> _BRIEF_: Lines containing the string "JSON" are to be counted; report the total by itself.
================
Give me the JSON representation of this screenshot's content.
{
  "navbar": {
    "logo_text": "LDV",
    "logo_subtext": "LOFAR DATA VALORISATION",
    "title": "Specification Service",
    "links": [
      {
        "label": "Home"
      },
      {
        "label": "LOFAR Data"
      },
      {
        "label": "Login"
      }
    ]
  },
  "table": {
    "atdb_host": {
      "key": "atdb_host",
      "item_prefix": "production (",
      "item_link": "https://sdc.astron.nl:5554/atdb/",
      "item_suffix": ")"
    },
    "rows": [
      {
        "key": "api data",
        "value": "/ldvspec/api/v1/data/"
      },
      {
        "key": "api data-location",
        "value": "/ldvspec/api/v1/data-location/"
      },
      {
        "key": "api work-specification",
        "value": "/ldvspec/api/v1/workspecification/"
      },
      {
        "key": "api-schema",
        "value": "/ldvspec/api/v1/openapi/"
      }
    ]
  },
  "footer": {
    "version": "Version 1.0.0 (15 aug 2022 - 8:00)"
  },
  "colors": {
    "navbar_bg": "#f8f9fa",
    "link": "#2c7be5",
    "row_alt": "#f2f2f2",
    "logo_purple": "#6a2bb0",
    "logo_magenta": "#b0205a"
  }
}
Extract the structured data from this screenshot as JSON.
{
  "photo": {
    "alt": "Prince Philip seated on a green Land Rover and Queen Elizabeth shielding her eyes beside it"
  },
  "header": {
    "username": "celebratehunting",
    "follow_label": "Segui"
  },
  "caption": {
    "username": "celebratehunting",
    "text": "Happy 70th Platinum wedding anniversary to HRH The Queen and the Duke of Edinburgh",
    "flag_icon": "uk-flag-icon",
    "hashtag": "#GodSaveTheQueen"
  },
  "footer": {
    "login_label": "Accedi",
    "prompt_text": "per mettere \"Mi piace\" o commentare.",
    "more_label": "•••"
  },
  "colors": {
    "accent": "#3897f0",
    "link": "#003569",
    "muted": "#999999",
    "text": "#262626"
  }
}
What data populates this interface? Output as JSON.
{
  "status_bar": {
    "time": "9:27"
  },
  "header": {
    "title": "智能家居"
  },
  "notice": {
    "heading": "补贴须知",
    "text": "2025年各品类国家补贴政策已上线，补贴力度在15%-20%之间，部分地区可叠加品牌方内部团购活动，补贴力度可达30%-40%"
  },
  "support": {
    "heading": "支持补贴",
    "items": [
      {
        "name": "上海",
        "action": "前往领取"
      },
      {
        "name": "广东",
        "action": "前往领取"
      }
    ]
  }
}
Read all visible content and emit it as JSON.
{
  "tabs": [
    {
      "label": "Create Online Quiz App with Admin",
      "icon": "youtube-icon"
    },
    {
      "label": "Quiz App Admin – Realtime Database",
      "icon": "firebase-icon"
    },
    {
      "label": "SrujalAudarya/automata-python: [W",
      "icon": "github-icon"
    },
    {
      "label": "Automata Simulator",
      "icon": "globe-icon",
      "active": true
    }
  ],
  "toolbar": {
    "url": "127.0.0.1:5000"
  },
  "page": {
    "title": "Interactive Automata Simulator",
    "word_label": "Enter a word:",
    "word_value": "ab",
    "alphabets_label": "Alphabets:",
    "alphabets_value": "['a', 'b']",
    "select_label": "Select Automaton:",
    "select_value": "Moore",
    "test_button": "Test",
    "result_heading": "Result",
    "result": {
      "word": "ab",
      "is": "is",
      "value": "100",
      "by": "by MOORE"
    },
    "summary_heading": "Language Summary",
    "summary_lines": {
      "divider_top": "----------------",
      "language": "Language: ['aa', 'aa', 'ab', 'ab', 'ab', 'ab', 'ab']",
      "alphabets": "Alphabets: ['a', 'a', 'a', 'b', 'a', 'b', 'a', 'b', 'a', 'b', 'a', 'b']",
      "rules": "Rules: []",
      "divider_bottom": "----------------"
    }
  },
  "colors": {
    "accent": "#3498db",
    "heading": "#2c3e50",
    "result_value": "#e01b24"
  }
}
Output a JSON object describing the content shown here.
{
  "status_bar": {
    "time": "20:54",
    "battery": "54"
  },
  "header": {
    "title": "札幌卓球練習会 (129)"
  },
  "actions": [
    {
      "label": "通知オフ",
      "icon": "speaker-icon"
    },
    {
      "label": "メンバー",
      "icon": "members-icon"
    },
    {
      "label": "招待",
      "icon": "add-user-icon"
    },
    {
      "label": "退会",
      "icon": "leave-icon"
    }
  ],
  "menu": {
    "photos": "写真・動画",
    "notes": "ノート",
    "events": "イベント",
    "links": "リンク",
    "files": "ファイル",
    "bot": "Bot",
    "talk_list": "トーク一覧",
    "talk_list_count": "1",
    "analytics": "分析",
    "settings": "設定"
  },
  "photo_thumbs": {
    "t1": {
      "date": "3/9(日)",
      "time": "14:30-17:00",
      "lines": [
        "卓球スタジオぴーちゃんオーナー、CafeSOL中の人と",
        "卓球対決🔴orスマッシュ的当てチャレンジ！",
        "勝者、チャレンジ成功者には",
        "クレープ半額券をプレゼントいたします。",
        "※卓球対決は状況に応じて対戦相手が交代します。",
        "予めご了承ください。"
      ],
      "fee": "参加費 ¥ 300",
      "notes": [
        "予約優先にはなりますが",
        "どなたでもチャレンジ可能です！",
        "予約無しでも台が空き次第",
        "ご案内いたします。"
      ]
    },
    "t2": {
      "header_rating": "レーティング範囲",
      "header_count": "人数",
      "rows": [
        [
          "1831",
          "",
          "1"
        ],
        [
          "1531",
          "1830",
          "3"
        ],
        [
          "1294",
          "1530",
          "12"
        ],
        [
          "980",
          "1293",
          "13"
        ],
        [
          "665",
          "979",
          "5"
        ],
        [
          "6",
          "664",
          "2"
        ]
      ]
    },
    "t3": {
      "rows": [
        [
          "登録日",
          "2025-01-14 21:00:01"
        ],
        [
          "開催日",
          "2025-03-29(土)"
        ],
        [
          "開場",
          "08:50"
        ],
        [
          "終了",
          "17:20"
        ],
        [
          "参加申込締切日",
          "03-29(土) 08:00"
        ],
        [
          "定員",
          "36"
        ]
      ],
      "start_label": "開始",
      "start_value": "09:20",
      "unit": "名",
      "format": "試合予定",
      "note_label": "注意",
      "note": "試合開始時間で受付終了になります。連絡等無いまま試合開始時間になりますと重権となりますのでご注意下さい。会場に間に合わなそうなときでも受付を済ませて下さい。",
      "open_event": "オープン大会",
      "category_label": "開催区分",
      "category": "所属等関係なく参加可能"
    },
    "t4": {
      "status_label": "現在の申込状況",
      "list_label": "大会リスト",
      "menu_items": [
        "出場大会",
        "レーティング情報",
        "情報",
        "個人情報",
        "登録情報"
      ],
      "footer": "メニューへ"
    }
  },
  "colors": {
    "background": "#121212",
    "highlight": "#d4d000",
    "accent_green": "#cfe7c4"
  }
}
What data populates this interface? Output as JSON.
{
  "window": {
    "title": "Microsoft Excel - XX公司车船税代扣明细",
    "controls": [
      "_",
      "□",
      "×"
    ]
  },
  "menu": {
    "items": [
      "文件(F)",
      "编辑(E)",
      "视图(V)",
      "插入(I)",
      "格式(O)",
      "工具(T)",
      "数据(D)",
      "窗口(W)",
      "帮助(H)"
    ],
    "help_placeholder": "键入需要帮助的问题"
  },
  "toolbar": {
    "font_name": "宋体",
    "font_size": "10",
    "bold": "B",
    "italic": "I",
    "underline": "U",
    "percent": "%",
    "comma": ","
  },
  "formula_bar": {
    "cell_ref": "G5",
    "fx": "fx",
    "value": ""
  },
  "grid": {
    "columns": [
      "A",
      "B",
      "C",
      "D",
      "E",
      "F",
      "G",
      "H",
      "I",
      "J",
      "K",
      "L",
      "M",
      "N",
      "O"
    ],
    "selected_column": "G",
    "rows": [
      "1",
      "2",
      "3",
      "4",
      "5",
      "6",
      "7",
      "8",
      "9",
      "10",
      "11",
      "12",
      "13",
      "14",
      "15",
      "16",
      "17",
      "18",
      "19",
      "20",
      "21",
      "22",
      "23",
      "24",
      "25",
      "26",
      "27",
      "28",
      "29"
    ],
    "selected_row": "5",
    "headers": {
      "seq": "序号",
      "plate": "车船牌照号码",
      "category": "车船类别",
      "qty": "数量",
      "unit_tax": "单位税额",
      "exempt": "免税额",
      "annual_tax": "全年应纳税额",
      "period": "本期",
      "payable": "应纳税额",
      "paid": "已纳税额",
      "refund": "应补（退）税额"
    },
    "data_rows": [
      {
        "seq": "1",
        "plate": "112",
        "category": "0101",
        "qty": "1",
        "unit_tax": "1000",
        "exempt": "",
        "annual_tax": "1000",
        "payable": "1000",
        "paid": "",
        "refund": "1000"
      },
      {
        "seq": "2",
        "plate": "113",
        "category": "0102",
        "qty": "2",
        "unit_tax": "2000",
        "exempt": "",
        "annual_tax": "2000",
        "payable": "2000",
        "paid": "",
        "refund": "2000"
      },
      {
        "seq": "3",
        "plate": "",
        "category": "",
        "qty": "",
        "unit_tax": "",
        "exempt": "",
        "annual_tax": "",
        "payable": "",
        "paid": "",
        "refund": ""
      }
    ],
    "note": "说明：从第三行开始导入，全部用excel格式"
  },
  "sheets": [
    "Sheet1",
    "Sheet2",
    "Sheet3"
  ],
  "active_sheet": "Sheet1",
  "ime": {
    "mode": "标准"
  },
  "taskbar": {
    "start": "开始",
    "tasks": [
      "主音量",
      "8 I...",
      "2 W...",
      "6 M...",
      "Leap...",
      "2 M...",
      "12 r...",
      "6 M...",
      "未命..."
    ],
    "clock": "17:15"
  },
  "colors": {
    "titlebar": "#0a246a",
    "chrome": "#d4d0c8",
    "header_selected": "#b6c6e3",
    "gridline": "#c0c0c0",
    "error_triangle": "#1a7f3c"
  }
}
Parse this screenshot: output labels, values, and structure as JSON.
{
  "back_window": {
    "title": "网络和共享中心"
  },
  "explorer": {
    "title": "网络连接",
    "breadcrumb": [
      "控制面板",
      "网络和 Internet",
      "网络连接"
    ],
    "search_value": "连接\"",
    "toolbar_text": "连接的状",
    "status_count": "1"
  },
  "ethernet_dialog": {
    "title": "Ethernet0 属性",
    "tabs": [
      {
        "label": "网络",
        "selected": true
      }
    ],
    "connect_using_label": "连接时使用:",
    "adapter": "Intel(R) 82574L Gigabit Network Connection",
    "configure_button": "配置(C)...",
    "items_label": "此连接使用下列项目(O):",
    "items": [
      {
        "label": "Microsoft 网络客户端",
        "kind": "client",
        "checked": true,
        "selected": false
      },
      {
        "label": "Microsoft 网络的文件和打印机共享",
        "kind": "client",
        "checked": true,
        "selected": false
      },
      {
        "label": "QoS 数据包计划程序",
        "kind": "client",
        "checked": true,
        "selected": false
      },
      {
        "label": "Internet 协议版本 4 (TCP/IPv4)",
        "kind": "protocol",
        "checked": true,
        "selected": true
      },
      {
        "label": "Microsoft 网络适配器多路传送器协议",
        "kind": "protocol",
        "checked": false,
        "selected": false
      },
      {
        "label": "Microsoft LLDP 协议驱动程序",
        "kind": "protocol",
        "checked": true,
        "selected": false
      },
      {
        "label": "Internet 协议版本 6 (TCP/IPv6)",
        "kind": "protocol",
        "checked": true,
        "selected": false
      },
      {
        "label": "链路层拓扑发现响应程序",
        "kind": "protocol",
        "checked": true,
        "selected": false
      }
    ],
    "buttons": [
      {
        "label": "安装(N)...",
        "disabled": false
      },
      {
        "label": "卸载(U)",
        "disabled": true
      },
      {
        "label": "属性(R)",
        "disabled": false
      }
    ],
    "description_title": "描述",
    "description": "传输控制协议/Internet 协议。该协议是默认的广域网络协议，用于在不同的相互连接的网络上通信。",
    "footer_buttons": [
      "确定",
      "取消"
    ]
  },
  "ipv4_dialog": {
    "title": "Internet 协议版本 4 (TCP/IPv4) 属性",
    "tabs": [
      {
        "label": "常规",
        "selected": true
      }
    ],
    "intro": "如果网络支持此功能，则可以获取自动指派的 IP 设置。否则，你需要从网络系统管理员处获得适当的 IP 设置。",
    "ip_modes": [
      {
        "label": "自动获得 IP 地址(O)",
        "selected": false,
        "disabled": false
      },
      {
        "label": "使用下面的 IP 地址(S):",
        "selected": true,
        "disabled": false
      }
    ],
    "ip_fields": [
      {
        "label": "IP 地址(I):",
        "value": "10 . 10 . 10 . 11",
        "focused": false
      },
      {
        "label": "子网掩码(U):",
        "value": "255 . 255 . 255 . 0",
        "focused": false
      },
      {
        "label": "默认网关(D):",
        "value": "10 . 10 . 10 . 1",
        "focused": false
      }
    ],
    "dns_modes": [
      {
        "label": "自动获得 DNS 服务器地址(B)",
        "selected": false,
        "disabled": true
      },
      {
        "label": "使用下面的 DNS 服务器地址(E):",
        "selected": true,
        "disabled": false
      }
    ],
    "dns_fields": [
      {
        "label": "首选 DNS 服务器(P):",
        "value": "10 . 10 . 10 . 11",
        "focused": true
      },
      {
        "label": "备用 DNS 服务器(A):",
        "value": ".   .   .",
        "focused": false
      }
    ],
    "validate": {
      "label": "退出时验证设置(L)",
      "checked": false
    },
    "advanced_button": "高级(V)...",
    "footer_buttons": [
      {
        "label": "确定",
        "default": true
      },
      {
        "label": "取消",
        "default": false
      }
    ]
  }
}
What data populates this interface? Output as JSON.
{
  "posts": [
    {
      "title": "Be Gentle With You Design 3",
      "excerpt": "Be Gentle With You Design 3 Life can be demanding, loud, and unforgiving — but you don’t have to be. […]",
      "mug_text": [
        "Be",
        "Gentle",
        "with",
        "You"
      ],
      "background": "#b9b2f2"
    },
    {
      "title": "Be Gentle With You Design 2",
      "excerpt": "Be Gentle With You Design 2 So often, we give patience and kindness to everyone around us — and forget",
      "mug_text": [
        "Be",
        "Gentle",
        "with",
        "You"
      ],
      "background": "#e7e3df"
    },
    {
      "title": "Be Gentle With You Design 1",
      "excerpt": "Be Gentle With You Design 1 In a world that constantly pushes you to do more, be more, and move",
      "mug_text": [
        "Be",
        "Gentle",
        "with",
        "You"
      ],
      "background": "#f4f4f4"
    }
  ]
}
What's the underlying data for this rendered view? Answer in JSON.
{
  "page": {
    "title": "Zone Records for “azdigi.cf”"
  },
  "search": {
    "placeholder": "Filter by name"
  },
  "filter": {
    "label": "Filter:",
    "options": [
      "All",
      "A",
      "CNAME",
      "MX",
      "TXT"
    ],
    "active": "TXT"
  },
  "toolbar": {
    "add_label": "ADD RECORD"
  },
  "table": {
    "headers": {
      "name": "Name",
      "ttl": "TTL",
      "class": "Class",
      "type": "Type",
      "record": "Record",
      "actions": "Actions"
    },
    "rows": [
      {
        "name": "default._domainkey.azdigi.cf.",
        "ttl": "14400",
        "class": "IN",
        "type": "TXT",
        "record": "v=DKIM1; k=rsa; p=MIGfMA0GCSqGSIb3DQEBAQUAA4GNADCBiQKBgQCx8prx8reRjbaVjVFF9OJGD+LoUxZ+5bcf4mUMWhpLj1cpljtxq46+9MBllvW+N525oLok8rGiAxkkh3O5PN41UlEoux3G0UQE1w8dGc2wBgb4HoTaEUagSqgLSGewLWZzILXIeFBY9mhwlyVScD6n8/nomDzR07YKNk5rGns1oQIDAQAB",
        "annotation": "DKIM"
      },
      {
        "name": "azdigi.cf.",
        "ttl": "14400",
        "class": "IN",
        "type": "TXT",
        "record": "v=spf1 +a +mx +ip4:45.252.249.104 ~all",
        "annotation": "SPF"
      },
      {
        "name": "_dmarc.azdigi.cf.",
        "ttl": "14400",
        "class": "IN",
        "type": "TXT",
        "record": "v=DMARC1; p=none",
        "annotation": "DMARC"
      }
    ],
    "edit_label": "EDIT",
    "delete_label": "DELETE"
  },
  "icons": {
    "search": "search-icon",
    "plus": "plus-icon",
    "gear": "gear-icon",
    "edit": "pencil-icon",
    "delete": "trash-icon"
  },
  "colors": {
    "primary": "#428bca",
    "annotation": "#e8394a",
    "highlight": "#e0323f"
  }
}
================
> _THE RESPONSE_: 9